Repeat every line below exactly, word for word.

╭──

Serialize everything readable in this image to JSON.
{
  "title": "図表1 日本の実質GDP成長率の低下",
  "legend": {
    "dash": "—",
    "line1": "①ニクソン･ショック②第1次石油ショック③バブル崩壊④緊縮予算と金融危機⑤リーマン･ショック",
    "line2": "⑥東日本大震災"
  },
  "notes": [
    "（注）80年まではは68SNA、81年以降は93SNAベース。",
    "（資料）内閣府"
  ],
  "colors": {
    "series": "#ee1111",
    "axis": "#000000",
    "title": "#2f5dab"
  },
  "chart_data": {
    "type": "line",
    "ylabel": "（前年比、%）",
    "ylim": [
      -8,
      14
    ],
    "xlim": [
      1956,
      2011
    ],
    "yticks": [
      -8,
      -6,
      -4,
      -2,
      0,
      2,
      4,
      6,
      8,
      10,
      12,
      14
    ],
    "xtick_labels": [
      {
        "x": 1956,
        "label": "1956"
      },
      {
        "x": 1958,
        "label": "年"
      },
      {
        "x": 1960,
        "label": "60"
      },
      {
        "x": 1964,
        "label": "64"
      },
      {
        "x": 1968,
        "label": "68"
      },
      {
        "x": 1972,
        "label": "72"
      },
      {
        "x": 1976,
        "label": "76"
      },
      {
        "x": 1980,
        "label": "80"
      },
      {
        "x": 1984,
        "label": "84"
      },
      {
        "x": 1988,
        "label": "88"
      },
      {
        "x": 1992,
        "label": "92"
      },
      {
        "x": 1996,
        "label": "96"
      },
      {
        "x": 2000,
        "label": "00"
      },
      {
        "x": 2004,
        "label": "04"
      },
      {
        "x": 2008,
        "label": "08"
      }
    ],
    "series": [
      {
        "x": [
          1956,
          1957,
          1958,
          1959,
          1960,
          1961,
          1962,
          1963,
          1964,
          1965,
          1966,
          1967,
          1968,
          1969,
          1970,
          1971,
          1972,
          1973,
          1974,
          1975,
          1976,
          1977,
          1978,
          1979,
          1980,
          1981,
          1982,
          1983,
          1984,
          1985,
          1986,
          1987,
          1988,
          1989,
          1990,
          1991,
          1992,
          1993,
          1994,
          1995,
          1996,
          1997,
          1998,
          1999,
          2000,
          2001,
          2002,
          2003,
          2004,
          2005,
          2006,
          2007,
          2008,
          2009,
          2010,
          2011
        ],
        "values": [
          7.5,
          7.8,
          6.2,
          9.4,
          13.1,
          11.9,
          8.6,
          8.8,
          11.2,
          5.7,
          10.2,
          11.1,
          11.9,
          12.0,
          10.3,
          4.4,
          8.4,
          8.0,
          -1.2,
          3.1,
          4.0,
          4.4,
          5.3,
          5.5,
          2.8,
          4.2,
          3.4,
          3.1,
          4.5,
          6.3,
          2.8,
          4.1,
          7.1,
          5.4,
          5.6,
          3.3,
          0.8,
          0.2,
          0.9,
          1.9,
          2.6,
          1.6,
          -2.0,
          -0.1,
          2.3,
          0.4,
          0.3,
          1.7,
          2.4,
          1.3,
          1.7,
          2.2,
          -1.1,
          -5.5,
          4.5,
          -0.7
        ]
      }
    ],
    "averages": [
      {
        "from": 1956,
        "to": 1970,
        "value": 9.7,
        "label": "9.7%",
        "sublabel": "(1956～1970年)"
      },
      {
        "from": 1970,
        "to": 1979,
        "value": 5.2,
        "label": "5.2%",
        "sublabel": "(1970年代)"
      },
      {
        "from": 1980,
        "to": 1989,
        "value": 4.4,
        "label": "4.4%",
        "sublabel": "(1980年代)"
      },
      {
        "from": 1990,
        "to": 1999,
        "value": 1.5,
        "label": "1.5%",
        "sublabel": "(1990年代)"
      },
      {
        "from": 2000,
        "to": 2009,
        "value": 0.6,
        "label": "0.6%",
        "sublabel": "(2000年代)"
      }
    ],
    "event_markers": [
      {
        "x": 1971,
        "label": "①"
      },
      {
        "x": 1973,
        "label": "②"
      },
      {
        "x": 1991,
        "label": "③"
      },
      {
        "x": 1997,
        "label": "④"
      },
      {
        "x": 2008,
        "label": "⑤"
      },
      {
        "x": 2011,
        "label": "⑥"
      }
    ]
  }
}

╰──

| TASK RESULT |
Serialize everything readable in this image to JSON.
{
  "title": "図表1 日本の実質GDP成長率の低下",
  "legend": {
    "dash": "—",
    "line1": "①ニクソン･ショック②第1次石油ショック③バブル崩壊④緊縮予算と金融危機⑤リーマン･ショック",
    "line2": "⑥東日本大震災"
  },
  "notes": [
    "（注）80年まではは68SNA、81年以降は93SNAベース。",
    "（資料）内閣府"
  ],
  "colors": {
    "series": "#ee1111",
    "axis": "#000000",
    "title": "#2f5dab"
  },
  "chart_data": {
    "type": "line",
    "ylabel": "（前年比、%）",
    "ylim": [
      -8,
      14
    ],
    "xlim": [
      1956,
      2011
    ],
    "yticks": [
      -8,
      -6,
      -4,
      -2,
      0,
      2,
      4,
      6,
      8,
      10,
      12,
      14
    ],
    "xtick_labels": [
      {
        "x": 1956,
        "label": "1956"
      },
      {
        "x": 1958,
        "label": "年"
      },
      {
        "x": 1960,
        "label": "60"
      },
      {
        "x": 1964,
        "label": "64"
      },
      {
        "x": 1968,
        "label": "68"
      },
      {
        "x": 1972,
        "label": "72"
      },
      {
        "x": 1976,
        "label": "76"
      },
      {
        "x": 1980,
        "label": "80"
      },
      {
        "x": 1984,
        "label": "84"
      },
      {
        "x": 1988,
        "label": "88"
      },
      {
        "x": 1992,
        "label": "92"
      },
      {
        "x": 1996,
        "label": "96"
      },
      {
        "x": 2000,
        "label": "00"
      },
      {
        "x": 2004,
        "label": "04"
      },
      {
        "x": 2008,
        "label": "08"
      }
    ],
    "series": [
      {
        "x": [
          1956,
          1957,
          1958,
          1959,
          1960,
          1961,
          1962,
          1963,
          1964,
          1965,
          1966,
          1967,
          1968,
          1969,
          1970,
          1971,
          1972,
          1973,
          1974,
          1975,
          1976,
          1977,
          1978,
          1979,
          1980,
          1981,
          1982,
          1983,
          1984,
          1985,
          1986,
          1987,
          1988,
          1989,
          1990,
          1991,
          1992,
          1993,
          1994,
          1995,
          1996,
          1997,
          1998,
          1999,
          2000,
          2001,
          2002,
          2003,
          2004,
          2005,
          2006,
          2007,
          2008,
          2009,
          2010,
          2011
        ],
        "values": [
          7.5,
          7.8,
          6.2,
          9.4,
          13.1,
          11.9,
          8.6,
          8.8,
          11.2,
          5.7,
          10.2,
          11.1,
          11.9,
          12.0,
          10.3,
          4.4,
          8.4,
          8.0,
          -1.2,
          3.1,
          4.0,
          4.4,
          5.3,
          5.5,
          2.8,
          4.2,
          3.4,
          3.1,
          4.5,
          6.3,
          2.8,
          4.1,
          7.1,
          5.4,
          5.6,
          3.3,
          0.8,
          0.2,
          0.9,
          1.9,
          2.6,
          1.6,
          -2.0,
          -0.1,
          2.3,
          0.4,
          0.3,
          1.7,
          2.4,
          1.3,
          1.7,
          2.2,
          -1.1,
          -5.5,
          4.5,
          -0.7
        ]
      }
    ],
    "averages": [
      {
        "from": 1956,
        "to": 1970,
        "value": 9.7,
        "label": "9.7%",
        "sublabel": "(1956～1970年)"
      },
      {
        "from": 1970,
        "to": 1979,
        "value": 5.2,
        "label": "5.2%",
        "sublabel": "(1970年代)"
      },
      {
        "from": 1980,
        "to": 1989,
        "value": 4.4,
        "label": "4.4%",
        "sublabel": "(1980年代)"
      },
      {
        "from": 1990,
        "to": 1999,
        "value": 1.5,
        "label": "1.5%",
        "sublabel": "(1990年代)"
      },
      {
        "from": 2000,
        "to": 2009,
        "value": 0.6,
        "label": "0.6%",
        "sublabel": "(2000年代)"
      }
    ],
    "event_markers": [
      {
        "x": 1971,
        "label": "①"
      },
      {
        "x": 1973,
        "label": "②"
      },
      {
        "x": 1991,
        "label": "③"
      },
      {
        "x": 1997,
        "label": "④"
      },
      {
        "x": 2008,
        "label": "⑤"
      },
      {
        "x": 2011,
        "label": "⑥"
      }
    ]
  }
}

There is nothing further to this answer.